The exercise >> Would it be possible to write out each entry below exactly, without the pictures?

Exercise input >>
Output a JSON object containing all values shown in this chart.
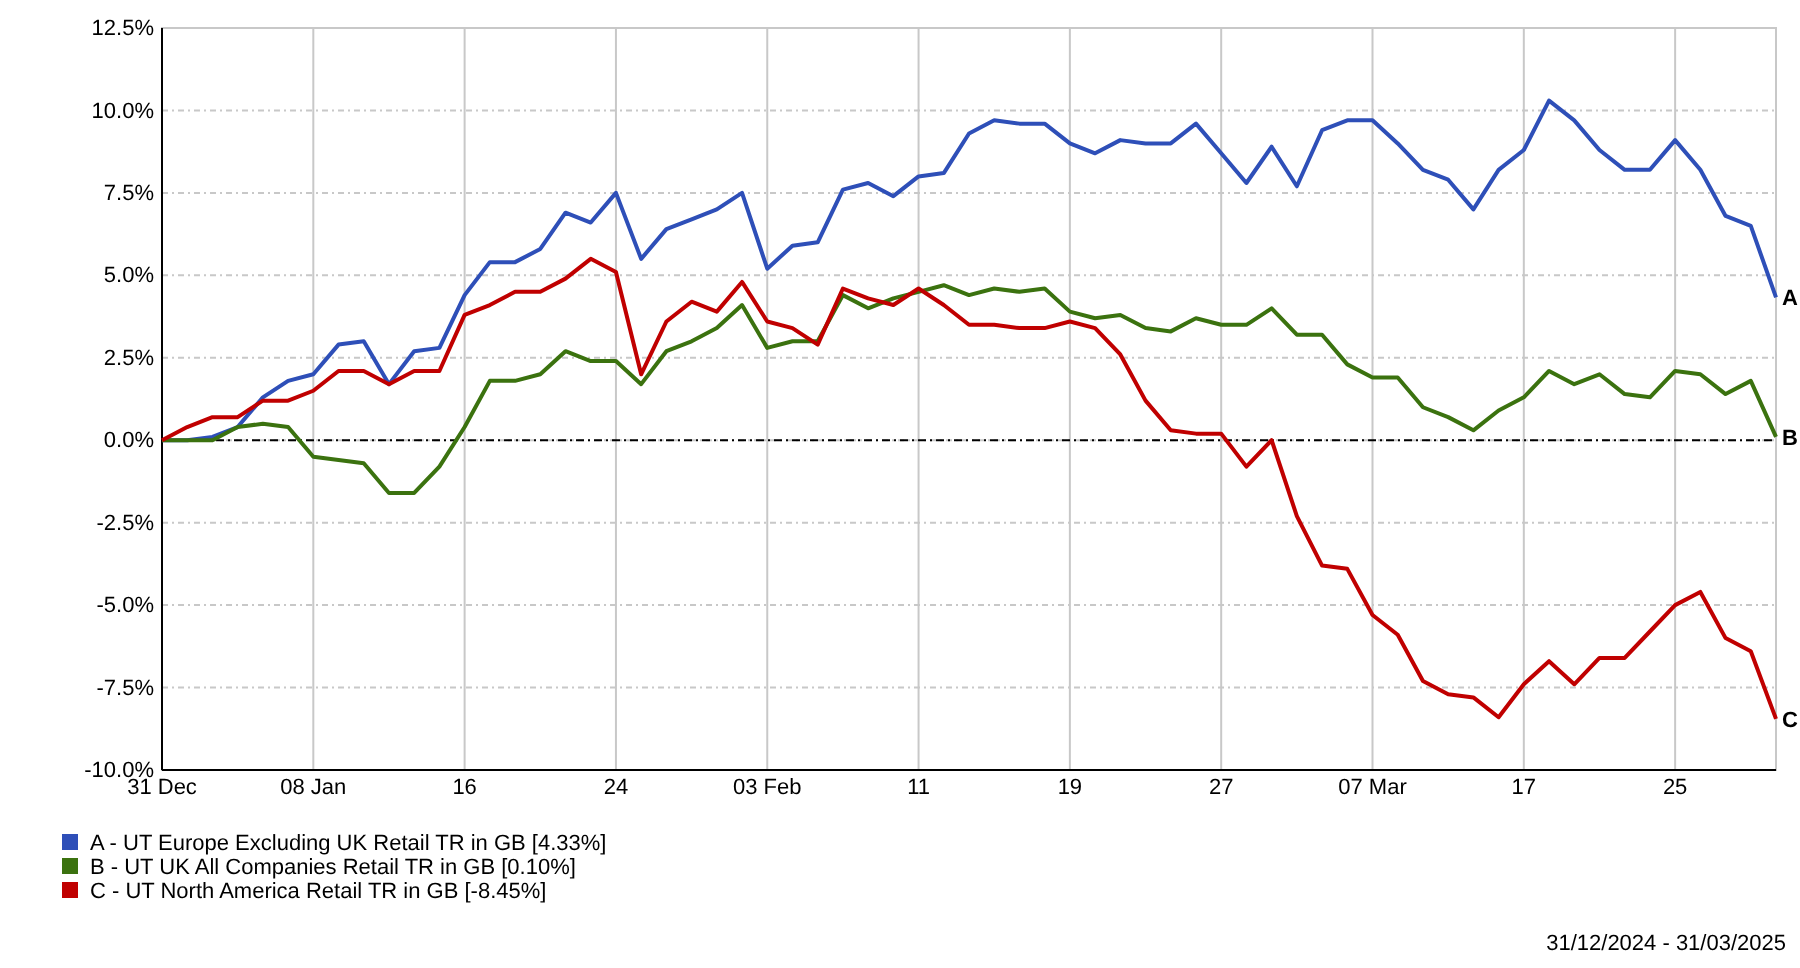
{
  "chart_data": {
    "type": "line",
    "categories": [
      "31 Dec",
      null,
      null,
      null,
      null,
      null,
      "08 Jan",
      null,
      null,
      null,
      null,
      null,
      "16",
      null,
      null,
      null,
      null,
      null,
      "24",
      null,
      null,
      null,
      null,
      null,
      "03 Feb",
      null,
      null,
      null,
      null,
      null,
      "11",
      null,
      null,
      null,
      null,
      null,
      "19",
      null,
      null,
      null,
      null,
      null,
      "27",
      null,
      null,
      null,
      null,
      null,
      "07 Mar",
      null,
      null,
      null,
      null,
      null,
      "17",
      null,
      null,
      null,
      null,
      null,
      "25",
      null,
      null,
      null,
      null
    ],
    "series": [
      {
        "name": "A - UT Europe Excluding UK Retail TR in GB [4.33%]",
        "color": "#2e4fb8",
        "values": [
          0,
          0,
          0.1,
          0.4,
          1.3,
          1.8,
          2.0,
          2.9,
          3.0,
          1.7,
          2.7,
          2.8,
          4.4,
          5.4,
          5.4,
          5.8,
          6.9,
          6.6,
          7.5,
          5.5,
          6.4,
          6.7,
          7.0,
          7.5,
          5.2,
          5.9,
          6.0,
          7.6,
          7.8,
          7.4,
          8.0,
          8.1,
          9.3,
          9.7,
          9.6,
          9.6,
          9.0,
          8.7,
          9.1,
          9.0,
          9.0,
          9.6,
          8.7,
          7.8,
          8.9,
          7.7,
          9.4,
          9.7,
          9.7,
          9.0,
          8.2,
          7.9,
          7.0,
          8.2,
          8.8,
          10.3,
          9.7,
          8.8,
          8.2,
          8.2,
          9.1,
          8.2,
          6.8,
          6.5,
          4.33
        ]
      },
      {
        "name": "B - UT UK All Companies Retail TR in GB [0.10%]",
        "color": "#3b720f",
        "values": [
          0,
          0,
          0,
          0.4,
          0.5,
          0.4,
          -0.5,
          -0.6,
          -0.7,
          -1.6,
          -1.6,
          -0.8,
          0.4,
          1.8,
          1.8,
          2.0,
          2.7,
          2.4,
          2.4,
          1.7,
          2.7,
          3.0,
          3.4,
          4.1,
          2.8,
          3.0,
          3.0,
          4.4,
          4.0,
          4.3,
          4.5,
          4.7,
          4.4,
          4.6,
          4.5,
          4.6,
          3.9,
          3.7,
          3.8,
          3.4,
          3.3,
          3.7,
          3.5,
          3.5,
          4.0,
          3.2,
          3.2,
          2.3,
          1.9,
          1.9,
          1.0,
          0.7,
          0.3,
          0.9,
          1.3,
          2.1,
          1.7,
          2.0,
          1.4,
          1.3,
          2.1,
          2.0,
          1.4,
          1.8,
          0.1
        ]
      },
      {
        "name": "C - UT North America Retail TR in GB [-8.45%]",
        "color": "#c00000",
        "values": [
          0,
          0.4,
          0.7,
          0.7,
          1.2,
          1.2,
          1.5,
          2.1,
          2.1,
          1.7,
          2.1,
          2.1,
          3.8,
          4.1,
          4.5,
          4.5,
          4.9,
          5.5,
          5.1,
          2.0,
          3.6,
          4.2,
          3.9,
          4.8,
          3.6,
          3.4,
          2.9,
          4.6,
          4.3,
          4.1,
          4.6,
          4.1,
          3.5,
          3.5,
          3.4,
          3.4,
          3.6,
          3.4,
          2.6,
          1.2,
          0.3,
          0.2,
          0.2,
          -0.8,
          0.0,
          -2.3,
          -3.8,
          -3.9,
          -5.3,
          -5.9,
          -7.3,
          -7.7,
          -7.8,
          -8.4,
          -7.4,
          -6.7,
          -7.4,
          -6.6,
          -6.6,
          -5.8,
          -5.0,
          -4.6,
          -6.0,
          -6.4,
          -8.45
        ]
      }
    ],
    "ylim": [
      -10,
      12.5
    ],
    "yticks": [
      {
        "value": -10,
        "label": "-10.0%"
      },
      {
        "value": -7.5,
        "label": "-7.5%"
      },
      {
        "value": -5,
        "label": "-5.0%"
      },
      {
        "value": -2.5,
        "label": "-2.5%"
      },
      {
        "value": 0,
        "label": "0.0%"
      },
      {
        "value": 2.5,
        "label": "2.5%"
      },
      {
        "value": 5,
        "label": "5.0%"
      },
      {
        "value": 7.5,
        "label": "7.5%"
      },
      {
        "value": 10,
        "label": "10.0%"
      },
      {
        "value": 12.5,
        "label": "12.5%"
      }
    ],
    "grid": true,
    "legend": "bottom left",
    "ref_lines": [
      {
        "axis": "y",
        "value": 0,
        "color": "#000000",
        "line_style": "dashed"
      }
    ],
    "annotations": [
      "A",
      "B",
      "C",
      "31/12/2024 - 31/03/2025"
    ]
  }
}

Full response >>
Output a JSON object containing all values shown in this chart.
{
  "chart_data": {
    "type": "line",
    "categories": [
      "31 Dec",
      null,
      null,
      null,
      null,
      null,
      "08 Jan",
      null,
      null,
      null,
      null,
      null,
      "16",
      null,
      null,
      null,
      null,
      null,
      "24",
      null,
      null,
      null,
      null,
      null,
      "03 Feb",
      null,
      null,
      null,
      null,
      null,
      "11",
      null,
      null,
      null,
      null,
      null,
      "19",
      null,
      null,
      null,
      null,
      null,
      "27",
      null,
      null,
      null,
      null,
      null,
      "07 Mar",
      null,
      null,
      null,
      null,
      null,
      "17",
      null,
      null,
      null,
      null,
      null,
      "25",
      null,
      null,
      null,
      null
    ],
    "series": [
      {
        "name": "A - UT Europe Excluding UK Retail TR in GB [4.33%]",
        "color": "#2e4fb8",
        "values": [
          0,
          0,
          0.1,
          0.4,
          1.3,
          1.8,
          2.0,
          2.9,
          3.0,
          1.7,
          2.7,
          2.8,
          4.4,
          5.4,
          5.4,
          5.8,
          6.9,
          6.6,
          7.5,
          5.5,
          6.4,
          6.7,
          7.0,
          7.5,
          5.2,
          5.9,
          6.0,
          7.6,
          7.8,
          7.4,
          8.0,
          8.1,
          9.3,
          9.7,
          9.6,
          9.6,
          9.0,
          8.7,
          9.1,
          9.0,
          9.0,
          9.6,
          8.7,
          7.8,
          8.9,
          7.7,
          9.4,
          9.7,
          9.7,
          9.0,
          8.2,
          7.9,
          7.0,
          8.2,
          8.8,
          10.3,
          9.7,
          8.8,
          8.2,
          8.2,
          9.1,
          8.2,
          6.8,
          6.5,
          4.33
        ]
      },
      {
        "name": "B - UT UK All Companies Retail TR in GB [0.10%]",
        "color": "#3b720f",
        "values": [
          0,
          0,
          0,
          0.4,
          0.5,
          0.4,
          -0.5,
          -0.6,
          -0.7,
          -1.6,
          -1.6,
          -0.8,
          0.4,
          1.8,
          1.8,
          2.0,
          2.7,
          2.4,
          2.4,
          1.7,
          2.7,
          3.0,
          3.4,
          4.1,
          2.8,
          3.0,
          3.0,
          4.4,
          4.0,
          4.3,
          4.5,
          4.7,
          4.4,
          4.6,
          4.5,
          4.6,
          3.9,
          3.7,
          3.8,
          3.4,
          3.3,
          3.7,
          3.5,
          3.5,
          4.0,
          3.2,
          3.2,
          2.3,
          1.9,
          1.9,
          1.0,
          0.7,
          0.3,
          0.9,
          1.3,
          2.1,
          1.7,
          2.0,
          1.4,
          1.3,
          2.1,
          2.0,
          1.4,
          1.8,
          0.1
        ]
      },
      {
        "name": "C - UT North America Retail TR in GB [-8.45%]",
        "color": "#c00000",
        "values": [
          0,
          0.4,
          0.7,
          0.7,
          1.2,
          1.2,
          1.5,
          2.1,
          2.1,
          1.7,
          2.1,
          2.1,
          3.8,
          4.1,
          4.5,
          4.5,
          4.9,
          5.5,
          5.1,
          2.0,
          3.6,
          4.2,
          3.9,
          4.8,
          3.6,
          3.4,
          2.9,
          4.6,
          4.3,
          4.1,
          4.6,
          4.1,
          3.5,
          3.5,
          3.4,
          3.4,
          3.6,
          3.4,
          2.6,
          1.2,
          0.3,
          0.2,
          0.2,
          -0.8,
          0.0,
          -2.3,
          -3.8,
          -3.9,
          -5.3,
          -5.9,
          -7.3,
          -7.7,
          -7.8,
          -8.4,
          -7.4,
          -6.7,
          -7.4,
          -6.6,
          -6.6,
          -5.8,
          -5.0,
          -4.6,
          -6.0,
          -6.4,
          -8.45
        ]
      }
    ],
    "ylim": [
      -10,
      12.5
    ],
    "yticks": [
      {
        "value": -10,
        "label": "-10.0%"
      },
      {
        "value": -7.5,
        "label": "-7.5%"
      },
      {
        "value": -5,
        "label": "-5.0%"
      },
      {
        "value": -2.5,
        "label": "-2.5%"
      },
      {
        "value": 0,
        "label": "0.0%"
      },
      {
        "value": 2.5,
        "label": "2.5%"
      },
      {
        "value": 5,
        "label": "5.0%"
      },
      {
        "value": 7.5,
        "label": "7.5%"
      },
      {
        "value": 10,
        "label": "10.0%"
      },
      {
        "value": 12.5,
        "label": "12.5%"
      }
    ],
    "grid": true,
    "legend": "bottom left",
    "ref_lines": [
      {
        "axis": "y",
        "value": 0,
        "color": "#000000",
        "line_style": "dashed"
      }
    ],
    "annotations": [
      "A",
      "B",
      "C",
      "31/12/2024 - 31/03/2025"
    ]
  }
}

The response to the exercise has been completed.